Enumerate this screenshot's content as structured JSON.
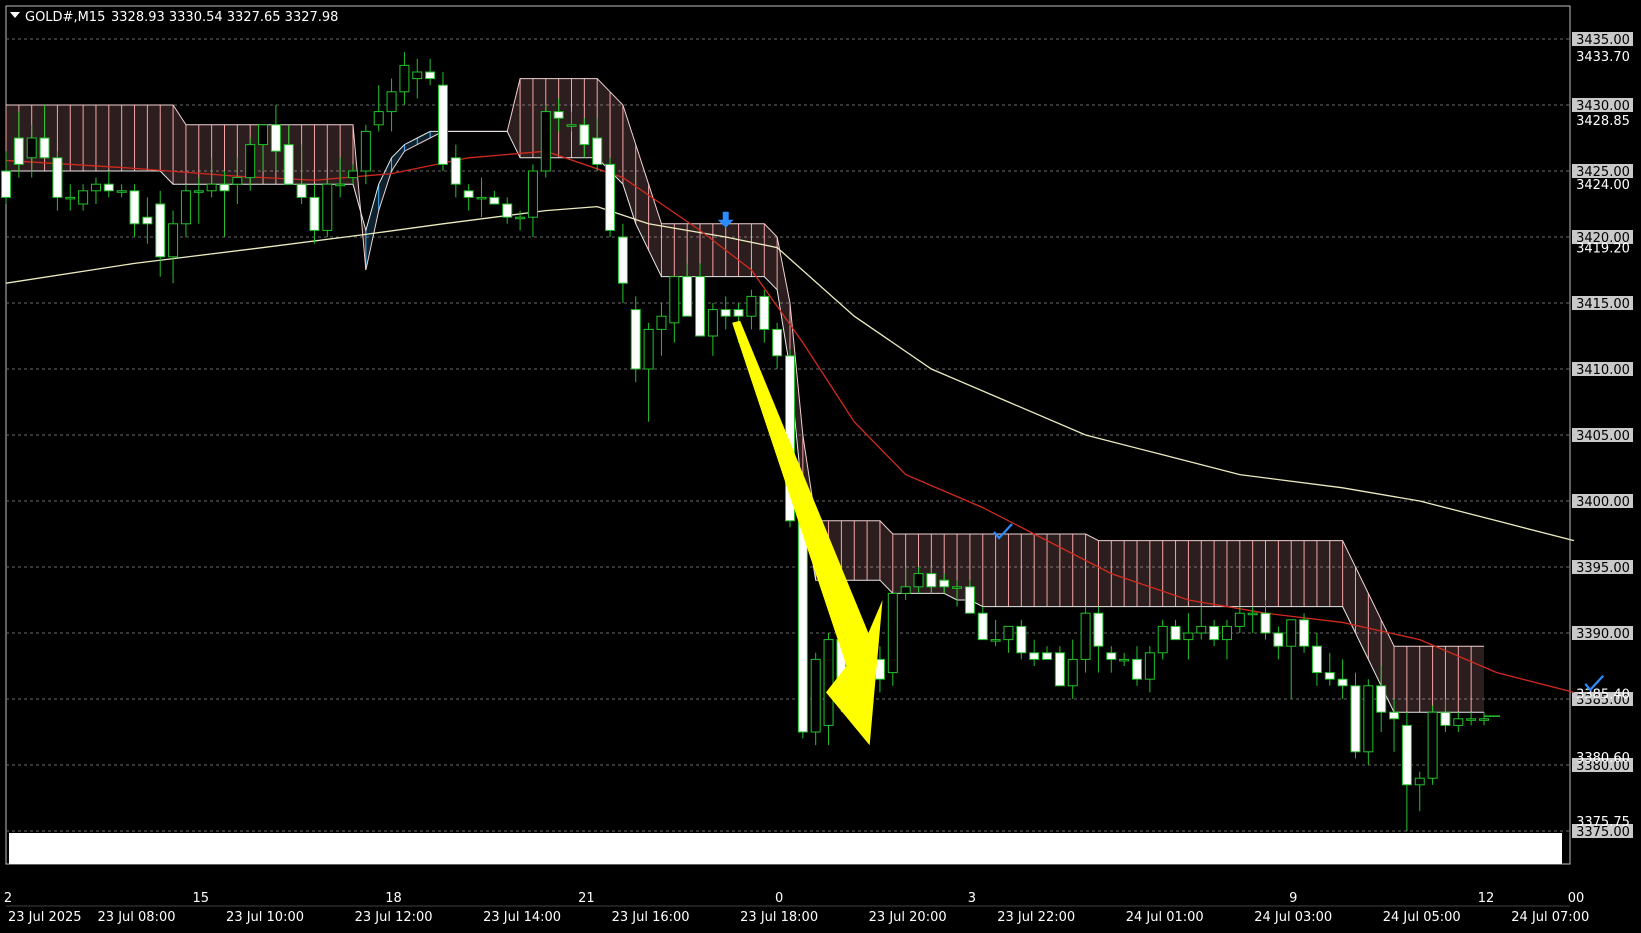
{
  "header": {
    "symbol_label": "GOLD#,M15",
    "ohlc_label": "3328.93 3330.54 3327.65 3327.98"
  },
  "colors": {
    "background": "#000000",
    "frame": "#c0c0c0",
    "grid": "#6a6a6a",
    "bull_body": "#000000",
    "bull_outline": "#22c22a",
    "bear_body": "#ffffff",
    "wick": "#22c22a",
    "cloud_bear": "#f4a4a4",
    "cloud_bull": "#4ab8ff",
    "ma_fast": "#d12a20",
    "ma_slow": "#ecebc0",
    "arrow": "#ffff00",
    "marker": "#2b8cff",
    "price_tag_bg": "#c9c9c9"
  },
  "chart_data": {
    "type": "candlestick",
    "symbol": "GOLD#",
    "timeframe": "M15",
    "ylim": [
      3372.5,
      3437.5
    ],
    "y_ticks": [
      "3435.00",
      "3430.00",
      "3425.00",
      "3420.00",
      "3415.00",
      "3410.00",
      "3405.00",
      "3400.00",
      "3395.00",
      "3390.00",
      "3385.00",
      "3380.00",
      "3375.00"
    ],
    "y_extra_labels": [
      "3433.70",
      "3428.85",
      "3424.00",
      "3419.20",
      "3385.40",
      "3380.60",
      "3375.75"
    ],
    "x_labels": [
      {
        "i": 0,
        "label": "23 Jul 2025"
      },
      {
        "i": 10,
        "label": "23 Jul 08:00"
      },
      {
        "i": 20,
        "label": "23 Jul 10:00"
      },
      {
        "i": 30,
        "label": "23 Jul 12:00"
      },
      {
        "i": 40,
        "label": "23 Jul 14:00"
      },
      {
        "i": 50,
        "label": "23 Jul 16:00"
      },
      {
        "i": 60,
        "label": "23 Jul 18:00"
      },
      {
        "i": 70,
        "label": "23 Jul 20:00"
      },
      {
        "i": 80,
        "label": "23 Jul 22:00"
      },
      {
        "i": 90,
        "label": "24 Jul 01:00"
      },
      {
        "i": 100,
        "label": "24 Jul 03:00"
      },
      {
        "i": 110,
        "label": "24 Jul 05:00"
      },
      {
        "i": 120,
        "label": "24 Jul 07:00"
      }
    ],
    "x_top_labels": [
      {
        "i": 0,
        "label": "2"
      },
      {
        "i": 15,
        "label": "15"
      },
      {
        "i": 30,
        "label": "18"
      },
      {
        "i": 45,
        "label": "21"
      },
      {
        "i": 60,
        "label": "0"
      },
      {
        "i": 75,
        "label": "3"
      },
      {
        "i": 100,
        "label": "9"
      },
      {
        "i": 115,
        "label": "12"
      },
      {
        "i": 122,
        "label": "00"
      }
    ],
    "candles": [
      [
        3425,
        3426.5,
        3422.5,
        3423
      ],
      [
        3427.5,
        3429.5,
        3424.5,
        3425.5
      ],
      [
        3426,
        3428.5,
        3424.5,
        3427.5
      ],
      [
        3427.5,
        3430,
        3426.5,
        3426
      ],
      [
        3426,
        3426.5,
        3422,
        3423
      ],
      [
        3423,
        3424,
        3422,
        3423
      ],
      [
        3422.5,
        3424,
        3422,
        3423.5
      ],
      [
        3423.5,
        3424.5,
        3422.5,
        3424
      ],
      [
        3424,
        3425,
        3423,
        3423.5
      ],
      [
        3423.5,
        3424,
        3423,
        3423.5
      ],
      [
        3423.5,
        3424,
        3420,
        3421
      ],
      [
        3421.5,
        3423,
        3419.5,
        3421
      ],
      [
        3422.5,
        3423.5,
        3417,
        3418.5
      ],
      [
        3418.5,
        3422,
        3416.5,
        3421
      ],
      [
        3421,
        3424,
        3420,
        3423.5
      ],
      [
        3423.5,
        3424.5,
        3421,
        3423.5
      ],
      [
        3423.5,
        3426,
        3423,
        3424
      ],
      [
        3424,
        3425,
        3420,
        3423.5
      ],
      [
        3424,
        3426,
        3422.5,
        3424.5
      ],
      [
        3424.5,
        3427.5,
        3423.5,
        3427
      ],
      [
        3427,
        3428.5,
        3425,
        3428.5
      ],
      [
        3428.5,
        3430,
        3425,
        3426.5
      ],
      [
        3427,
        3428.5,
        3424,
        3424
      ],
      [
        3424,
        3427,
        3422.5,
        3423
      ],
      [
        3423,
        3424,
        3419.5,
        3420.5
      ],
      [
        3420.5,
        3424.5,
        3420,
        3424
      ],
      [
        3424,
        3426,
        3423,
        3424
      ],
      [
        3424.5,
        3425.5,
        3424,
        3425
      ],
      [
        3425,
        3428.5,
        3424,
        3428
      ],
      [
        3428.5,
        3431.5,
        3428,
        3429.5
      ],
      [
        3429.5,
        3432,
        3428,
        3431
      ],
      [
        3431,
        3434,
        3430,
        3433
      ],
      [
        3432,
        3433.5,
        3430.5,
        3432.5
      ],
      [
        3432.5,
        3433.5,
        3431.5,
        3432
      ],
      [
        3431.5,
        3432.5,
        3425,
        3425.5
      ],
      [
        3426,
        3427,
        3423,
        3424
      ],
      [
        3423.5,
        3424,
        3422,
        3423
      ],
      [
        3423,
        3424.5,
        3421.5,
        3423
      ],
      [
        3423,
        3423.5,
        3422.5,
        3422.5
      ],
      [
        3422.5,
        3423,
        3421,
        3421.5
      ],
      [
        3421.5,
        3422,
        3420.5,
        3421.5
      ],
      [
        3421.5,
        3425.5,
        3420,
        3425
      ],
      [
        3425,
        3430,
        3424.5,
        3429.5
      ],
      [
        3429.5,
        3430.5,
        3428,
        3429
      ],
      [
        3428.5,
        3429.5,
        3428,
        3428.5
      ],
      [
        3428.5,
        3429,
        3426,
        3427
      ],
      [
        3427.5,
        3429,
        3425,
        3425.5
      ],
      [
        3425.5,
        3426,
        3420,
        3420.5
      ],
      [
        3420,
        3421,
        3415,
        3416.5
      ],
      [
        3414.5,
        3415.5,
        3409,
        3410
      ],
      [
        3410,
        3413.5,
        3406,
        3413
      ],
      [
        3413,
        3415,
        3411,
        3414
      ],
      [
        3413.5,
        3417,
        3412,
        3417
      ],
      [
        3417,
        3418,
        3415,
        3414
      ],
      [
        3417,
        3418,
        3413,
        3412.5
      ],
      [
        3412.5,
        3415,
        3411,
        3414.5
      ],
      [
        3414.5,
        3415.5,
        3413,
        3414
      ],
      [
        3414.5,
        3415,
        3412,
        3414
      ],
      [
        3414,
        3416,
        3413,
        3415.5
      ],
      [
        3415.5,
        3416,
        3412,
        3413
      ],
      [
        3413,
        3413.5,
        3410,
        3411
      ],
      [
        3411,
        3411.5,
        3398,
        3398.5
      ],
      [
        3398.5,
        3399,
        3382,
        3382.5
      ],
      [
        3382.5,
        3388.5,
        3381.5,
        3388
      ],
      [
        3383,
        3390,
        3381.5,
        3389.5
      ],
      [
        3389.5,
        3390,
        3384,
        3386.5
      ],
      [
        3386.5,
        3390,
        3384.5,
        3389.5
      ],
      [
        3389.5,
        3390,
        3386.5,
        3388
      ],
      [
        3388,
        3389,
        3385.5,
        3386.5
      ],
      [
        3387,
        3393,
        3386,
        3393
      ],
      [
        3393,
        3395,
        3392.5,
        3393.5
      ],
      [
        3393.5,
        3395,
        3393,
        3394.5
      ],
      [
        3394.5,
        3395,
        3393,
        3393.5
      ],
      [
        3394,
        3394.5,
        3393,
        3393.5
      ],
      [
        3393.5,
        3394,
        3392,
        3393.5
      ],
      [
        3393.5,
        3394,
        3391.5,
        3391.5
      ],
      [
        3391.5,
        3392,
        3389.5,
        3389.5
      ],
      [
        3389.5,
        3391,
        3389,
        3389.5
      ],
      [
        3389.5,
        3390.5,
        3388.5,
        3390.5
      ],
      [
        3390.5,
        3391,
        3388,
        3388.5
      ],
      [
        3388.5,
        3389.5,
        3387.5,
        3388
      ],
      [
        3388.5,
        3389,
        3388,
        3388
      ],
      [
        3388.5,
        3389,
        3386,
        3386
      ],
      [
        3386,
        3389.5,
        3385,
        3388
      ],
      [
        3388,
        3392,
        3387,
        3391.5
      ],
      [
        3391.5,
        3392,
        3387,
        3389
      ],
      [
        3388.5,
        3389,
        3387,
        3388
      ],
      [
        3388,
        3388.5,
        3387.5,
        3388
      ],
      [
        3388,
        3389,
        3386,
        3386.5
      ],
      [
        3386.5,
        3389,
        3385.5,
        3388.5
      ],
      [
        3388.5,
        3391,
        3388,
        3390.5
      ],
      [
        3390.5,
        3391,
        3389.5,
        3389.5
      ],
      [
        3389.5,
        3391.5,
        3388,
        3390
      ],
      [
        3390,
        3392,
        3389.5,
        3390.5
      ],
      [
        3390.5,
        3391,
        3389,
        3389.5
      ],
      [
        3389.5,
        3391,
        3388,
        3390.5
      ],
      [
        3390.5,
        3392,
        3390,
        3391.5
      ],
      [
        3391.5,
        3392,
        3390,
        3391.5
      ],
      [
        3391.5,
        3392.5,
        3389.5,
        3390
      ],
      [
        3390,
        3390.5,
        3388,
        3389
      ],
      [
        3389,
        3391,
        3385,
        3391
      ],
      [
        3391,
        3391.5,
        3388.5,
        3389
      ],
      [
        3389,
        3390,
        3386,
        3387
      ],
      [
        3387,
        3388.5,
        3386,
        3386.5
      ],
      [
        3386.5,
        3388,
        3385,
        3386
      ],
      [
        3386,
        3387,
        3380.5,
        3381
      ],
      [
        3381,
        3386.5,
        3380,
        3386
      ],
      [
        3386,
        3387.5,
        3382.5,
        3384
      ],
      [
        3384,
        3385,
        3381,
        3383.5
      ],
      [
        3383,
        3384,
        3375,
        3378.5
      ],
      [
        3378.5,
        3379.5,
        3376.5,
        3379
      ],
      [
        3379,
        3384.5,
        3378.5,
        3384
      ],
      [
        3384,
        3385,
        3382.5,
        3383
      ],
      [
        3383,
        3384,
        3382.5,
        3383.5
      ],
      [
        3383.5,
        3384,
        3383,
        3383.5
      ],
      [
        3383.5,
        3384,
        3383,
        3383.5
      ]
    ],
    "cloud": [
      [
        3430,
        3425
      ],
      [
        3430,
        3425
      ],
      [
        3430,
        3425
      ],
      [
        3430,
        3425
      ],
      [
        3430,
        3425
      ],
      [
        3430,
        3425
      ],
      [
        3430,
        3425
      ],
      [
        3430,
        3425
      ],
      [
        3430,
        3425
      ],
      [
        3430,
        3425
      ],
      [
        3430,
        3425
      ],
      [
        3430,
        3425
      ],
      [
        3430,
        3425
      ],
      [
        3430,
        3424
      ],
      [
        3428.5,
        3424
      ],
      [
        3428.5,
        3424
      ],
      [
        3428.5,
        3424
      ],
      [
        3428.5,
        3424
      ],
      [
        3428.5,
        3424
      ],
      [
        3428.5,
        3424
      ],
      [
        3428.5,
        3424
      ],
      [
        3428.5,
        3424
      ],
      [
        3428.5,
        3424
      ],
      [
        3428.5,
        3424
      ],
      [
        3428.5,
        3424
      ],
      [
        3428.5,
        3424
      ],
      [
        3428.5,
        3424
      ],
      [
        3428.5,
        3424
      ],
      [
        3417.5,
        3420.5
      ],
      [
        3422,
        3424
      ],
      [
        3425,
        3426
      ],
      [
        3426.5,
        3427
      ],
      [
        3427,
        3427.5
      ],
      [
        3427.5,
        3428
      ],
      [
        3428,
        3428
      ],
      [
        3428,
        3428
      ],
      [
        3428,
        3428
      ],
      [
        3428,
        3428
      ],
      [
        3428,
        3428
      ],
      [
        3428,
        3428
      ],
      [
        3432,
        3426
      ],
      [
        3432,
        3426
      ],
      [
        3432,
        3426
      ],
      [
        3432,
        3426
      ],
      [
        3432,
        3426
      ],
      [
        3432,
        3426
      ],
      [
        3432,
        3426
      ],
      [
        3431,
        3425
      ],
      [
        3430,
        3424
      ],
      [
        3427,
        3421
      ],
      [
        3424,
        3419
      ],
      [
        3421,
        3417
      ],
      [
        3421,
        3417
      ],
      [
        3421,
        3417
      ],
      [
        3421,
        3417
      ],
      [
        3421,
        3417
      ],
      [
        3421,
        3417
      ],
      [
        3421,
        3417
      ],
      [
        3421,
        3417
      ],
      [
        3421,
        3417
      ],
      [
        3420,
        3416
      ],
      [
        3415,
        3410
      ],
      [
        3405,
        3400
      ],
      [
        3398.5,
        3394
      ],
      [
        3398.5,
        3394
      ],
      [
        3398.5,
        3394
      ],
      [
        3398.5,
        3394
      ],
      [
        3398.5,
        3394
      ],
      [
        3398.5,
        3394
      ],
      [
        3397.5,
        3393
      ],
      [
        3397.5,
        3393
      ],
      [
        3397.5,
        3393
      ],
      [
        3397.5,
        3393
      ],
      [
        3397.5,
        3393
      ],
      [
        3397.5,
        3392.5
      ],
      [
        3397.5,
        3392.5
      ],
      [
        3397.5,
        3392
      ],
      [
        3397.5,
        3392
      ],
      [
        3397.5,
        3392
      ],
      [
        3397.5,
        3392
      ],
      [
        3397.5,
        3392
      ],
      [
        3397.5,
        3392
      ],
      [
        3397.5,
        3392
      ],
      [
        3397.5,
        3392
      ],
      [
        3397.5,
        3392
      ],
      [
        3397,
        3392
      ],
      [
        3397,
        3392
      ],
      [
        3397,
        3392
      ],
      [
        3397,
        3392
      ],
      [
        3397,
        3392
      ],
      [
        3397,
        3392
      ],
      [
        3397,
        3392
      ],
      [
        3397,
        3392
      ],
      [
        3397,
        3392
      ],
      [
        3397,
        3392
      ],
      [
        3397,
        3392
      ],
      [
        3397,
        3392
      ],
      [
        3397,
        3392
      ],
      [
        3397,
        3392
      ],
      [
        3397,
        3392
      ],
      [
        3397,
        3392
      ],
      [
        3397,
        3392
      ],
      [
        3397,
        3392
      ],
      [
        3397,
        3392
      ],
      [
        3397,
        3392
      ],
      [
        3395,
        3390
      ],
      [
        3393,
        3388
      ],
      [
        3391,
        3386
      ],
      [
        3389,
        3384
      ],
      [
        3389,
        3384
      ],
      [
        3389,
        3384
      ],
      [
        3389,
        3384
      ],
      [
        3389,
        3384
      ],
      [
        3389,
        3384
      ],
      [
        3389,
        3384
      ],
      [
        3389,
        3384
      ]
    ],
    "ma_fast": [
      [
        0,
        3425.8
      ],
      [
        10,
        3425.2
      ],
      [
        18,
        3424.6
      ],
      [
        24,
        3424.3
      ],
      [
        30,
        3424.8
      ],
      [
        36,
        3426
      ],
      [
        42,
        3426.5
      ],
      [
        48,
        3424.5
      ],
      [
        54,
        3420.5
      ],
      [
        58,
        3417.5
      ],
      [
        62,
        3412
      ],
      [
        66,
        3406
      ],
      [
        70,
        3402
      ],
      [
        76,
        3399.5
      ],
      [
        80,
        3397.5
      ],
      [
        86,
        3394.5
      ],
      [
        92,
        3392.5
      ],
      [
        98,
        3391.5
      ],
      [
        104,
        3390.8
      ],
      [
        110,
        3389.5
      ],
      [
        116,
        3387
      ],
      [
        122,
        3385.5
      ]
    ],
    "ma_slow": [
      [
        0,
        3416.5
      ],
      [
        10,
        3418
      ],
      [
        20,
        3419.2
      ],
      [
        28,
        3420.2
      ],
      [
        34,
        3421
      ],
      [
        42,
        3422
      ],
      [
        46,
        3422.3
      ],
      [
        50,
        3421
      ],
      [
        56,
        3420
      ],
      [
        60,
        3419.2
      ],
      [
        66,
        3414
      ],
      [
        72,
        3410
      ],
      [
        78,
        3407.5
      ],
      [
        84,
        3405
      ],
      [
        90,
        3403.5
      ],
      [
        96,
        3402
      ],
      [
        104,
        3401
      ],
      [
        110,
        3400
      ],
      [
        116,
        3398.5
      ],
      [
        122,
        3397
      ]
    ],
    "current_price": 3383.7
  }
}
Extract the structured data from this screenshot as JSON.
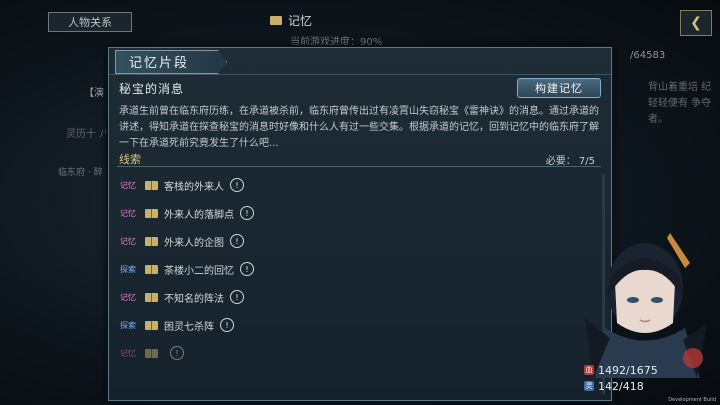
{
  "background": {
    "tab_label": "人物关系",
    "title": "记忆",
    "subtitle": "当前游戏进度：90%",
    "count": "/64583",
    "right_text": "背山着重培 纪轻轻便有 争夺者。",
    "left_tag": "【演",
    "left_text": "灵历十 八月",
    "left_small": "临东府 · 醉"
  },
  "dialog": {
    "title": "记忆片段",
    "quest_name": "秘宝的消息",
    "build_button": "构建记忆",
    "description": "承道生前曾在临东府历练，在承道被杀前，临东府曾传出过有凌霄山失窃秘宝《雷神诀》的消息。通过承道的讲述，得知承道在探查秘宝的消息时好像和什么人有过一些交集。根据承道的记忆，回到记忆中的临东府了解一下在承道死前究竟发生了什么吧...",
    "clues_label": "线索",
    "clues_required": "必要： 7/5",
    "clues": [
      {
        "tag": "记忆",
        "type": "mem",
        "text": "客栈的外来人",
        "alert": "!"
      },
      {
        "tag": "记忆",
        "type": "mem",
        "text": "外来人的落脚点",
        "alert": "!"
      },
      {
        "tag": "记忆",
        "type": "mem",
        "text": "外来人的企图",
        "alert": "!"
      },
      {
        "tag": "探索",
        "type": "expl",
        "text": "茶楼小二的回忆",
        "alert": "!"
      },
      {
        "tag": "记忆",
        "type": "mem",
        "text": "不知名的阵法",
        "alert": "!"
      },
      {
        "tag": "探索",
        "type": "expl",
        "text": "困灵七杀阵",
        "alert": "!"
      },
      {
        "tag": "记忆",
        "type": "mem",
        "text": "",
        "alert": "!"
      }
    ]
  },
  "character": {
    "hp": "1492/1675",
    "mp": "142/418",
    "hp_icon_label": "血",
    "mp_icon_label": "灵"
  },
  "footer": {
    "dev_build": "Development Build"
  }
}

# # # #

Reproduce verbatim, and only, the lines starting at the one that contains "Extract the structured" and ending with the final line of the records; leave out the pictures.

**ANSWER BELOW:**
Extract the structured data from this screenshot as JSON.
{
  "background": {
    "tab_label": "人物关系",
    "title": "记忆",
    "subtitle": "当前游戏进度：90%",
    "count": "/64583",
    "right_text": "背山着重培 纪轻轻便有 争夺者。",
    "left_tag": "【演",
    "left_text": "灵历十 八月",
    "left_small": "临东府 · 醉"
  },
  "dialog": {
    "title": "记忆片段",
    "quest_name": "秘宝的消息",
    "build_button": "构建记忆",
    "description": "承道生前曾在临东府历练，在承道被杀前，临东府曾传出过有凌霄山失窃秘宝《雷神诀》的消息。通过承道的讲述，得知承道在探查秘宝的消息时好像和什么人有过一些交集。根据承道的记忆，回到记忆中的临东府了解一下在承道死前究竟发生了什么吧...",
    "clues_label": "线索",
    "clues_required": "必要： 7/5",
    "clues": [
      {
        "tag": "记忆",
        "type": "mem",
        "text": "客栈的外来人",
        "alert": "!"
      },
      {
        "tag": "记忆",
        "type": "mem",
        "text": "外来人的落脚点",
        "alert": "!"
      },
      {
        "tag": "记忆",
        "type": "mem",
        "text": "外来人的企图",
        "alert": "!"
      },
      {
        "tag": "探索",
        "type": "expl",
        "text": "茶楼小二的回忆",
        "alert": "!"
      },
      {
        "tag": "记忆",
        "type": "mem",
        "text": "不知名的阵法",
        "alert": "!"
      },
      {
        "tag": "探索",
        "type": "expl",
        "text": "困灵七杀阵",
        "alert": "!"
      },
      {
        "tag": "记忆",
        "type": "mem",
        "text": "",
        "alert": "!"
      }
    ]
  },
  "character": {
    "hp": "1492/1675",
    "mp": "142/418",
    "hp_icon_label": "血",
    "mp_icon_label": "灵"
  },
  "footer": {
    "dev_build": "Development Build"
  }
}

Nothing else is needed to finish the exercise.